======== EXTRAIT SOURCE
Nul ne peut dire si Macron a délibérément mené une tactique de désinformation ou si l'apprenti-sorcier a voulu réformer coûte que coûte, sans considération des dégâts occasionnés, en agitant le leurre d'un régime universel qu'il a déjà consacré en cédant aux militaires et policiers, à charge pour ses successeurs de redresser la situation qu'il laissera.

Clique ta retraite et prend une claque ! 
Les élus d’opposition n'ont pas pris le danger à la légère. Le 3 décembre, le député de la France Insoumise, François Ruffin exhume avec à propos une déclaration de François Fillon en mars 2016: "Le système par point, en réalité, ça permet une chose, qu’aucun homme politique n’avoue. Ça permet de baisser chaque année le montant des points, la valeur des points, et donc de diminuer le niveau des pensions." Autant d’arguments qui s’échangent à la vitesse de l’éclair sur les réseaux sociaux et tendent à faire progressivement glisser l’opinion publique dans le rejet, particulièrement les indécis et/ou ceux qui ont du mal à comprendre la finalité exacte du projet ou qui se sentent déjà fragilisés.

Démasqué par ces comparateurs en ligne convergents, le gouvernement morigène.
================
Rédigez la suite du texte sur la réforme des retraites en reprenant après sa dernière phrase.
======== ENREGISTREMENTS PRÉSENTÉS
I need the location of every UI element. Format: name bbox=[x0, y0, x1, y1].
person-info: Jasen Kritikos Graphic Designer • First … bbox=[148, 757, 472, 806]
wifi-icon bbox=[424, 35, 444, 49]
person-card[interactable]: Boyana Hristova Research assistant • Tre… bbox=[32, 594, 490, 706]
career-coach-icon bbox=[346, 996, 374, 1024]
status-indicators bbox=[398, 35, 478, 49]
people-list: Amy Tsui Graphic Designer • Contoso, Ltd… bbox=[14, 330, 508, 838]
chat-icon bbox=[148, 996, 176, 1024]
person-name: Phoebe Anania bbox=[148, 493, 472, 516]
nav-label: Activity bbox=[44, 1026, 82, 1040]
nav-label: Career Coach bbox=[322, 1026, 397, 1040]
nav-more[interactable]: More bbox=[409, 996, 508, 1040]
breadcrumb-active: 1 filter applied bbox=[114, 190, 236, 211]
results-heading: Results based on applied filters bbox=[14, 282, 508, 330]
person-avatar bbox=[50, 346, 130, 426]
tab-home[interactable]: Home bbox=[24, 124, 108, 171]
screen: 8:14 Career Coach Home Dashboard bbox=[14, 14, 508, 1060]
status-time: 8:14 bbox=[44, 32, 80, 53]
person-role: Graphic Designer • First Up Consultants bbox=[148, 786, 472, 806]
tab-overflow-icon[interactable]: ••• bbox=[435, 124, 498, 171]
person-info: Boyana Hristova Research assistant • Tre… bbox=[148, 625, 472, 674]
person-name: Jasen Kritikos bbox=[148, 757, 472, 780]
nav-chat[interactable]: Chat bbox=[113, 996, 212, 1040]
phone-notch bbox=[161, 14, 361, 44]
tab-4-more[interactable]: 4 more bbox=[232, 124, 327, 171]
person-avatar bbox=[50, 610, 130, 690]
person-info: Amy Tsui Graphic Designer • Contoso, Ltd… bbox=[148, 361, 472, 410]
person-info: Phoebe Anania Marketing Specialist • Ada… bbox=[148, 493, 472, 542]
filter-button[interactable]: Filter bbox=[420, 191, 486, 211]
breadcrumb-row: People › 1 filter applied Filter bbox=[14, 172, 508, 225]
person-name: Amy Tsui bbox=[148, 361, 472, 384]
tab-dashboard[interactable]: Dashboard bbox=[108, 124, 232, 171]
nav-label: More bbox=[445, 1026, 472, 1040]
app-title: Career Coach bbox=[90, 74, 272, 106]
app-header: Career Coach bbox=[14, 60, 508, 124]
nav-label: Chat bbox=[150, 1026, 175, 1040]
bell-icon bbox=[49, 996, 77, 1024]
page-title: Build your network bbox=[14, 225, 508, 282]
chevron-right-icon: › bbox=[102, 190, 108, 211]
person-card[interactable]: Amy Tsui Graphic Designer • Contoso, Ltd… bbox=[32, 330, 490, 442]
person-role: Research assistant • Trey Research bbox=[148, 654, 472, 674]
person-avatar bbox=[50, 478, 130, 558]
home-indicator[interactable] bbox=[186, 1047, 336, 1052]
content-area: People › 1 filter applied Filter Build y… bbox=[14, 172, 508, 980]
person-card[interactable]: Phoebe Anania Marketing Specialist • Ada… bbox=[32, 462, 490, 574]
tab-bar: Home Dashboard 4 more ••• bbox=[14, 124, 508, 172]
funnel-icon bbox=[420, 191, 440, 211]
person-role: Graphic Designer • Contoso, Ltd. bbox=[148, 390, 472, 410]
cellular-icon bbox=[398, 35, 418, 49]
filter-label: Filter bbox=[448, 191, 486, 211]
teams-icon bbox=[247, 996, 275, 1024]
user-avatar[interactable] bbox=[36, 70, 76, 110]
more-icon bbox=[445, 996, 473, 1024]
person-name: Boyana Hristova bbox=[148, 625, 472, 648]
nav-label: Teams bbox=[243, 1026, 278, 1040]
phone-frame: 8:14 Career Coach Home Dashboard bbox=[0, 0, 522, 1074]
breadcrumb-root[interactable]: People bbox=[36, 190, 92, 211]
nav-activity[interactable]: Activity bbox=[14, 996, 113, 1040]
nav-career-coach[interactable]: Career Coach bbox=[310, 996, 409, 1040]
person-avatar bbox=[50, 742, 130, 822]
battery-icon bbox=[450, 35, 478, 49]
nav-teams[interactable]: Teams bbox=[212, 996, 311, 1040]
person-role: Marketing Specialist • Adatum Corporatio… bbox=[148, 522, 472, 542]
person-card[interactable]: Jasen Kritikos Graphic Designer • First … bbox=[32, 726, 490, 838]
================
▶ **RÉPONSE PROPOSÉE**
Le ministre de l’Education nationale, Jean-Michel Blanquer s’indigne : "C’est totalement faux. Ces simulateurs n’ont aucun fondement: ils simulent des choses qui ne sont pas encore décidées" !. Du côté de Matignon, c’est le même embarras: "Ces simulateurs, c’est n’importe quoi, tous les paramètres ne sont pas connus. Or, il y a un engagement politique ferme. Il y aura des revalorisations de salaires. Nous devons combattre les 'fake news' ". Quand on est piégé, on lance des 'ce n'est pas le sujet', "vous ne savez pas de quoi vous parlez" ou des 'pas d'amalgames!'.  

Les simulateurs des syndicaux étaient taxés de partialité. Sophie Binet réplique: "Nous nous basons sur le simulateur du Conseil d’orientation des retraites qui est loin d’être une institution partisane. Et puis, si le gouvernement n’est pas d’accord avec nos simulations, qu’il nous propose les siennes. Nous n’attendons que cela ! En fait, aujourd’hui tout le monde reconnaît que sans financement supplémentaire, les pensions vont baisser. Simplement le gouvernement refuse d’en débattre".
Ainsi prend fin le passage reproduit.